■ **Task to carry out**
Report all lines holding "pozemkové".

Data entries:
--

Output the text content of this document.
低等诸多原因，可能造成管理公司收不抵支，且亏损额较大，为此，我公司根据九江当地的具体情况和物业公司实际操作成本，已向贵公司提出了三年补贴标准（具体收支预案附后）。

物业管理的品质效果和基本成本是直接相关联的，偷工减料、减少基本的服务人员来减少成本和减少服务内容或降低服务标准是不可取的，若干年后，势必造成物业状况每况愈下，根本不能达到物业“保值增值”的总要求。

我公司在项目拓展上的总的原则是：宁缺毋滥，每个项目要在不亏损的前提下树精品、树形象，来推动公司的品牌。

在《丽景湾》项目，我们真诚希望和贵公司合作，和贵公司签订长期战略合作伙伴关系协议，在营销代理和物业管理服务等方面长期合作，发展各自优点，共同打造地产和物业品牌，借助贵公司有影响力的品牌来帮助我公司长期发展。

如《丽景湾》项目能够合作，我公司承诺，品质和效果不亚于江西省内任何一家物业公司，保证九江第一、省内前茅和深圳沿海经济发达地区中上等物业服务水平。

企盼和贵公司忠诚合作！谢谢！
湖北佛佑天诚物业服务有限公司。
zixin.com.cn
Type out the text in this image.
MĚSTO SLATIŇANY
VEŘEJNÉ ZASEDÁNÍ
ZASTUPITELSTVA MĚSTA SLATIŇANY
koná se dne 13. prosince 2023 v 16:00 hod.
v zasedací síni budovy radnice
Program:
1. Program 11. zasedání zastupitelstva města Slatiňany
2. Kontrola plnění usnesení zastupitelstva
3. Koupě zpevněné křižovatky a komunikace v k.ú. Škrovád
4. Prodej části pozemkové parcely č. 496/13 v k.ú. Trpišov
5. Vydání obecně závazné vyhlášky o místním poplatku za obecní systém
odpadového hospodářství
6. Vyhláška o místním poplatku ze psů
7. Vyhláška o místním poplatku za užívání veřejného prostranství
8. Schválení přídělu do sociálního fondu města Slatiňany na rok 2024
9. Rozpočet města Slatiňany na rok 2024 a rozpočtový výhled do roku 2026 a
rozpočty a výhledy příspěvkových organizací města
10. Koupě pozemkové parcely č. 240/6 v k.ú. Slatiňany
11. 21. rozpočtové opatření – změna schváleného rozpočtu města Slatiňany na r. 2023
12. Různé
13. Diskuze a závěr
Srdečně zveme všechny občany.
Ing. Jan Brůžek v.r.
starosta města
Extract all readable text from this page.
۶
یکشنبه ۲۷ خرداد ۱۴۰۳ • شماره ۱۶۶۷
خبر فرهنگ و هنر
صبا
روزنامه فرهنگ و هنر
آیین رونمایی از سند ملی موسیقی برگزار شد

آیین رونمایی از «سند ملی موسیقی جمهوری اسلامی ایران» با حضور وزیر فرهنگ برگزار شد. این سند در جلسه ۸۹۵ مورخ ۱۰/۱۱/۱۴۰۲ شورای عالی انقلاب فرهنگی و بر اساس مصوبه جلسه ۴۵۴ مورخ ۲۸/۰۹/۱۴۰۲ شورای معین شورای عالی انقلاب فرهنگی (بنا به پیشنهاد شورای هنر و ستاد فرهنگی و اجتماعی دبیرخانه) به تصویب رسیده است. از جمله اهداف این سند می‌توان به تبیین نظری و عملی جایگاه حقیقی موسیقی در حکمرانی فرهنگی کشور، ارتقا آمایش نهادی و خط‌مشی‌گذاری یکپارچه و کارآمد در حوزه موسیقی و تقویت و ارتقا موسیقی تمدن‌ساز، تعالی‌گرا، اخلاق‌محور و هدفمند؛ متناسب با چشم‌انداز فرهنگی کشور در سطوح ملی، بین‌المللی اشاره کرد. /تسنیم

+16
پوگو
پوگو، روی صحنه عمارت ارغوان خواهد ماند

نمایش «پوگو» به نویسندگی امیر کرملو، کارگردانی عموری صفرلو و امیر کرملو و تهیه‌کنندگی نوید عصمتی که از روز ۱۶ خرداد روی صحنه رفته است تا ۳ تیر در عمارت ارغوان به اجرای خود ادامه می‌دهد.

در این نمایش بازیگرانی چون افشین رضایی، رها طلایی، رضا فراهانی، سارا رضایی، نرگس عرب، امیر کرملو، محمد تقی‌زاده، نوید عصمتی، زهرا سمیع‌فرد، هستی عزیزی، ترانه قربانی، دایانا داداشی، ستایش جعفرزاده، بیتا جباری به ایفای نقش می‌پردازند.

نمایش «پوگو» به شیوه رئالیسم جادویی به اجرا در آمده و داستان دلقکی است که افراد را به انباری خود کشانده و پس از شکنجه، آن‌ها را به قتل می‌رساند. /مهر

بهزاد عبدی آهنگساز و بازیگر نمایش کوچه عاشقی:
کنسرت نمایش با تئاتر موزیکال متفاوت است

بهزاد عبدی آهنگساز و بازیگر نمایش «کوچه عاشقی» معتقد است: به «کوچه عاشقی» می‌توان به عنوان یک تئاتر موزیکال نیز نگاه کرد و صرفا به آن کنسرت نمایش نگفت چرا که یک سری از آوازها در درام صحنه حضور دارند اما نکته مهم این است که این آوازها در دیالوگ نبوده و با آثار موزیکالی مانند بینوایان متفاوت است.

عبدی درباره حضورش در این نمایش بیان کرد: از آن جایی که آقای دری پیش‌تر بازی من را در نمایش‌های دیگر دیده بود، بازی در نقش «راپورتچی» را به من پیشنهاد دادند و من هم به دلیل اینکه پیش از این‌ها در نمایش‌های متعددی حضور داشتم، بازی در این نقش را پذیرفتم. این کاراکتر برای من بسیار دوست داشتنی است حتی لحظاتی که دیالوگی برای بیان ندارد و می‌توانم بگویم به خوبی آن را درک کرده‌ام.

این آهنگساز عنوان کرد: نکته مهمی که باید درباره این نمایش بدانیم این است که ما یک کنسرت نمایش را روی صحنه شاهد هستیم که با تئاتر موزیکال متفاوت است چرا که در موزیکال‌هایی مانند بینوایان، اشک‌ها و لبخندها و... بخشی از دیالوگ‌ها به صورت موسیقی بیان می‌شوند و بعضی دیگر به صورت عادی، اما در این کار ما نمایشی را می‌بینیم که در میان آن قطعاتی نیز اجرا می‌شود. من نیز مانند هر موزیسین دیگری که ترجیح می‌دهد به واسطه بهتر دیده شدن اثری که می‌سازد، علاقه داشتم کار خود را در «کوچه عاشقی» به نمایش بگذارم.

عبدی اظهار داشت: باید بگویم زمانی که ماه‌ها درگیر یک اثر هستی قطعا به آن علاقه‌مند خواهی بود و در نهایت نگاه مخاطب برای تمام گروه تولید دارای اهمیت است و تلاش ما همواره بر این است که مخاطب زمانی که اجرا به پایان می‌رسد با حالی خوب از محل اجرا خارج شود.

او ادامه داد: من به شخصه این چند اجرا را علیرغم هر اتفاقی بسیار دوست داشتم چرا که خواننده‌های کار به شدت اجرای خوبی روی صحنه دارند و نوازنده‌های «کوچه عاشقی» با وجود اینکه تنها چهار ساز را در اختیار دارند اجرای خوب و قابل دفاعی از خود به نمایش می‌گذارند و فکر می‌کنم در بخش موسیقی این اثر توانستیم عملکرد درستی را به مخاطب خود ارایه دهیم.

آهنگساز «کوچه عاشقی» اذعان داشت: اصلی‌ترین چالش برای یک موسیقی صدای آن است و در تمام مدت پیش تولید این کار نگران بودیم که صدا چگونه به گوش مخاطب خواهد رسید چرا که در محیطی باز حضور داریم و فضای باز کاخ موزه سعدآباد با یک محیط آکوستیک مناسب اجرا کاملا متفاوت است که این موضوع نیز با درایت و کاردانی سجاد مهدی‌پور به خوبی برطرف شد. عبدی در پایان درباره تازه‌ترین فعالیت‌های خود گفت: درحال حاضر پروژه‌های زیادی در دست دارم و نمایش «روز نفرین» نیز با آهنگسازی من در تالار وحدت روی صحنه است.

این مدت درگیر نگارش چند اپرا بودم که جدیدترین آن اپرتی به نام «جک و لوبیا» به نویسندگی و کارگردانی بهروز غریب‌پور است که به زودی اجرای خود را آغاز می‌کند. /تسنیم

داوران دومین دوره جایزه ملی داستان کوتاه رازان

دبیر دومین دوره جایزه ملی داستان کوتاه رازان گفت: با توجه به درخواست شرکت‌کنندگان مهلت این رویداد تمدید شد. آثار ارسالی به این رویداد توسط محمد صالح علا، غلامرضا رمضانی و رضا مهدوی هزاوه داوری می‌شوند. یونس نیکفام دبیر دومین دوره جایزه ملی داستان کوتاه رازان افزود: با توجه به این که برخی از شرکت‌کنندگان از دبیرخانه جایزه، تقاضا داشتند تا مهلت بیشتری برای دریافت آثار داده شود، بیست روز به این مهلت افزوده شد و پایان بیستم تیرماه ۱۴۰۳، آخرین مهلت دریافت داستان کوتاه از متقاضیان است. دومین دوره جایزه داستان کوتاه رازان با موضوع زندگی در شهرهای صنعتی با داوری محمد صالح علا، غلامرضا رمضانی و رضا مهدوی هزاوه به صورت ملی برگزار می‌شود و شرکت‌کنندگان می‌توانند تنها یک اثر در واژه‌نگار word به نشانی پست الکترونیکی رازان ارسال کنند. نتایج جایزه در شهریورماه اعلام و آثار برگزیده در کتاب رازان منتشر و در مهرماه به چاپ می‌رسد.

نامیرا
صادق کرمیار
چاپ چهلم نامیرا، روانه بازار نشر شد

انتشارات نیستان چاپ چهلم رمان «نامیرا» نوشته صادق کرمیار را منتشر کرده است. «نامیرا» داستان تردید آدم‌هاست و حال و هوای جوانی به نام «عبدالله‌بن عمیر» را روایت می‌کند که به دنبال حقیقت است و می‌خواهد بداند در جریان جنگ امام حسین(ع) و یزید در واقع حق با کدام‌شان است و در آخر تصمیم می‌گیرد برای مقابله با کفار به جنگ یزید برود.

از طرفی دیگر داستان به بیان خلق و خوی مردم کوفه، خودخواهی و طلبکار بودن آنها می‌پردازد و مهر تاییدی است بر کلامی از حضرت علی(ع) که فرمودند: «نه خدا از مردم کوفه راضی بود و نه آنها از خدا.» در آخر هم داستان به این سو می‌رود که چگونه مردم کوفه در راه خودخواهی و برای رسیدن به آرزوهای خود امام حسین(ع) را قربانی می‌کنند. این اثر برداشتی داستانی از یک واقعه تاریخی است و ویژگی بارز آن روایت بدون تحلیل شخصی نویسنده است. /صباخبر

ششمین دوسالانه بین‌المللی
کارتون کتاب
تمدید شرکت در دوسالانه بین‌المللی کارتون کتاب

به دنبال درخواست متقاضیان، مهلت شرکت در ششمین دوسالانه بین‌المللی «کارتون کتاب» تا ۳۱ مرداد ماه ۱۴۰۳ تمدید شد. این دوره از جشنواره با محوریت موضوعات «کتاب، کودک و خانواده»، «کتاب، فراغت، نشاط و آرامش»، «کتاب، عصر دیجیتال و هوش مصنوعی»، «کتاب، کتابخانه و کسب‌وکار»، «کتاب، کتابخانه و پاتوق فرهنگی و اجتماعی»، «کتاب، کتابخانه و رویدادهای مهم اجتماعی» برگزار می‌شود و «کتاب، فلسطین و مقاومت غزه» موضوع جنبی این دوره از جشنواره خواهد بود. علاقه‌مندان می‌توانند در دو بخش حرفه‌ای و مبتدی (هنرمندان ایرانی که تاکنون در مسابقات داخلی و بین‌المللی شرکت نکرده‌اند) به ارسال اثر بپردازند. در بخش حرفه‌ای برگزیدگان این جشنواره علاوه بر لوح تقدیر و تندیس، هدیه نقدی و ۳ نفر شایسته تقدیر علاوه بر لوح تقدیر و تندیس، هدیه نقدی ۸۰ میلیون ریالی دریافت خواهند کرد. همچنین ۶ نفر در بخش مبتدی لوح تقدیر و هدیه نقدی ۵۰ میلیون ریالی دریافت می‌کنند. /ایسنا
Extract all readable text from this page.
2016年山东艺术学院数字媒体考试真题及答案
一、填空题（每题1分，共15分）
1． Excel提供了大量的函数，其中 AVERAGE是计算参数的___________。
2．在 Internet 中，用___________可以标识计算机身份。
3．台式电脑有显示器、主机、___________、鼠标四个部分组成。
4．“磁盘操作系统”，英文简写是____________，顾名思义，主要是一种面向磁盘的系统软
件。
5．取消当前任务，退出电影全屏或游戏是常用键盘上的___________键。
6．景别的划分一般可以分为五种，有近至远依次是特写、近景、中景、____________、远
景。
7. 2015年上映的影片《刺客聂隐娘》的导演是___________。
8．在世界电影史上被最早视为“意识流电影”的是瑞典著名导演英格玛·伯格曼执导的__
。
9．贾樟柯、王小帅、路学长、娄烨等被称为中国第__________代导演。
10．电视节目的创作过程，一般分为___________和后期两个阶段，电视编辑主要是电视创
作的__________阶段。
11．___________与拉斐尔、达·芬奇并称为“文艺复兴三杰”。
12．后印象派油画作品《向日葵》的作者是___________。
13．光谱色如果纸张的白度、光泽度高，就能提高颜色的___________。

--

■ **Correct output**
4. Prodej části pozemkové parcely č. 496/13 v k.ú. Trpišov
10. Koupě pozemkové parcely č. 240/6 v k.ú. Slatiňany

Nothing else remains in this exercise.